Page excerpt:
Despite the formidable challenges involved in starting a rural hospitalist program, other hospitals are deciding that it’s time to take the plunge.
In Twin Falls, Idaho, for instance, Marlys Massey, RN, MSN, director of critical care at St. Luke’s Magic Valley Regional Medical Center, says that the hospital for the past year has been discussing how to launch a hospitalist program, which administrators believe is imperative.
While St. Luke’s hopes that a hospitalist service will help standardize care and meet national patient safety goals, Ms. Massey says, the hospital is also hearing an increasingly relentless message: With half of the local primary care doctors over age 50, all potential recruits say they will go only to communities where there are hospitalists.
Deborah Gesensway is a freelance writer who reports on U.S. health care from Toronto, Canada.
Like most rural hospitalists, Martin Christopher Johns, MD, is trying to recruit new colleagues.
But Dr. Johns, who last year became the first hospitalist to sign on at the 25-bed Gifford Medical Center in Randolph, Vt., plans to be selective. As he points out, not all hospitalists are a good match for rural practice. Physicians working as hospitalists in rural areas need to make do with less: to research issues more themselves, consult fewer subspecialists and perform a broader range of procedures.
"Sometimes you have to be more open-minded about what you can do for a patient," Dr. Johns explains. During his residency at Geisinger Medical Center in Danville, Pa., he learned that many inpatient consults that take place in larger centers happen simply because specialists are available.
"Take a patient with an infection," he says. "How long should he be on what drug? You could go and look it up, but you consult an infectious disease doc because he is there “and because the patient expects to see a subspecialist." In his new practice, "I may run something by a specialist at Dartmouth-Hitchcock or Fletcher Allen over the phone, but for the most part, I can manage."

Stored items
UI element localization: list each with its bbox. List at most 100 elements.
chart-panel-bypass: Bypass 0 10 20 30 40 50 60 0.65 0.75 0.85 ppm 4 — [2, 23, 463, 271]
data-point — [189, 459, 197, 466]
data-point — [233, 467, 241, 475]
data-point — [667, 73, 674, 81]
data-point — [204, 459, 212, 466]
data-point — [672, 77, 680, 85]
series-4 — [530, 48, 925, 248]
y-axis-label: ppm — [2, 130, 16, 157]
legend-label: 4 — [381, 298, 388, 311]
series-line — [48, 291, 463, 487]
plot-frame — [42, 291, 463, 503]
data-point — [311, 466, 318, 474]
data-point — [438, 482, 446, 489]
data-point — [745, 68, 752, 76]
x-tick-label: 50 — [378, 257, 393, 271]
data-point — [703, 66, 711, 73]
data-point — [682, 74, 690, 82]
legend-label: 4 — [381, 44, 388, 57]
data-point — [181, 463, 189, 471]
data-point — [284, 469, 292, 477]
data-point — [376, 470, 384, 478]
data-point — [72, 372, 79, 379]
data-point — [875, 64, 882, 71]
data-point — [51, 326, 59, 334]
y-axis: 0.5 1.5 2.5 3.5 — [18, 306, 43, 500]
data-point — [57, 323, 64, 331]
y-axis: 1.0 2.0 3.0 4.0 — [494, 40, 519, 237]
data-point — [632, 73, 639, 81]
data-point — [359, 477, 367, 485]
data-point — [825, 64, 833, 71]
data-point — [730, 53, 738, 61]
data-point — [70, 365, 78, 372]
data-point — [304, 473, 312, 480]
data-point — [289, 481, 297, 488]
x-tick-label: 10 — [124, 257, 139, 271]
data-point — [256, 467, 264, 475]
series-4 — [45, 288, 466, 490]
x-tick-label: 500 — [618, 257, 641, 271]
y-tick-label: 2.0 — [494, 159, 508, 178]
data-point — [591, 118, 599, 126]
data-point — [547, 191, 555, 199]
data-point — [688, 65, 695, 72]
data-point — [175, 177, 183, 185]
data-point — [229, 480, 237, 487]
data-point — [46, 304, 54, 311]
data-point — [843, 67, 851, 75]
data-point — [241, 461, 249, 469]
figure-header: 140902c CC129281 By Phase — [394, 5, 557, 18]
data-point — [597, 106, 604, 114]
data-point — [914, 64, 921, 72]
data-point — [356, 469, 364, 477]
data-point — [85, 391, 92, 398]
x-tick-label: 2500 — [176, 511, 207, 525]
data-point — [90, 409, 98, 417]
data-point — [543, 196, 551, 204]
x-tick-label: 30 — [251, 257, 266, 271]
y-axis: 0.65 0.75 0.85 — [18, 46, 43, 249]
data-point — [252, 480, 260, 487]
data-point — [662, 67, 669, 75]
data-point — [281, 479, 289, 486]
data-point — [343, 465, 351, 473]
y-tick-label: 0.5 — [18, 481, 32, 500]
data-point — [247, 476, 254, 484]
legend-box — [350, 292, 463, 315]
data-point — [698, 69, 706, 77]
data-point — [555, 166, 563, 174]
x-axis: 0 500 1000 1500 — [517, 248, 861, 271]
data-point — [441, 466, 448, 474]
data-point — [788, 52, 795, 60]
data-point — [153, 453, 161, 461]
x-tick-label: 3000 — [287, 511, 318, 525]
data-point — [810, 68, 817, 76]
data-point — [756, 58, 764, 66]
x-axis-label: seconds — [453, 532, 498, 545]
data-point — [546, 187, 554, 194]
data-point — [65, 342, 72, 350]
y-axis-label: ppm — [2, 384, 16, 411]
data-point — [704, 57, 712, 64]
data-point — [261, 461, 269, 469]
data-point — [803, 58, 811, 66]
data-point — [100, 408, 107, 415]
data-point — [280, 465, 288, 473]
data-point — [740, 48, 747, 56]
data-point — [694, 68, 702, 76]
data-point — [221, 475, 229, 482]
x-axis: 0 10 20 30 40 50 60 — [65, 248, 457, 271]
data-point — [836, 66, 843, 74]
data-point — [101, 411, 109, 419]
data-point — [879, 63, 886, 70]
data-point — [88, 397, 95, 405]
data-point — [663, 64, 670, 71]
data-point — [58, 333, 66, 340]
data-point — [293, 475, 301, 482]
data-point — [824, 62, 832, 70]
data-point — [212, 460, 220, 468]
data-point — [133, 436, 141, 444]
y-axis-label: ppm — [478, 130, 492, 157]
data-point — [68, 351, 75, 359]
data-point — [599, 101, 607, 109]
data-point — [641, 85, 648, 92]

Actions to take:
1 > In the excerpt on rural hospitalists, why does Dr. Johns plan to be selective about the colleagues he recruits?
2 > Quote the part of the excerpt on rural hospitalists that opens with the words containing "But Dr. Johns, who" and closes with "range of procedures.".

Solutions for each task:
1 > He says not all hospitalists are a good match for rural practice. Rural hospitalists have to make do with less: they research issues more themselves, consult fewer subspecialists and perform a broader range of procedures.

2 >
But Dr. Johns, who last year became the first hospitalist to sign on at the 25-bed Gifford Medical Center in Randolph, Vt., plans to be selective. As he points out, not all hospitalists are a good match for rural practice. Physicians working as hospitalists in rural areas need to make do with less: to research issues more themselves, consult fewer subspecialists and perform a broader range of procedures.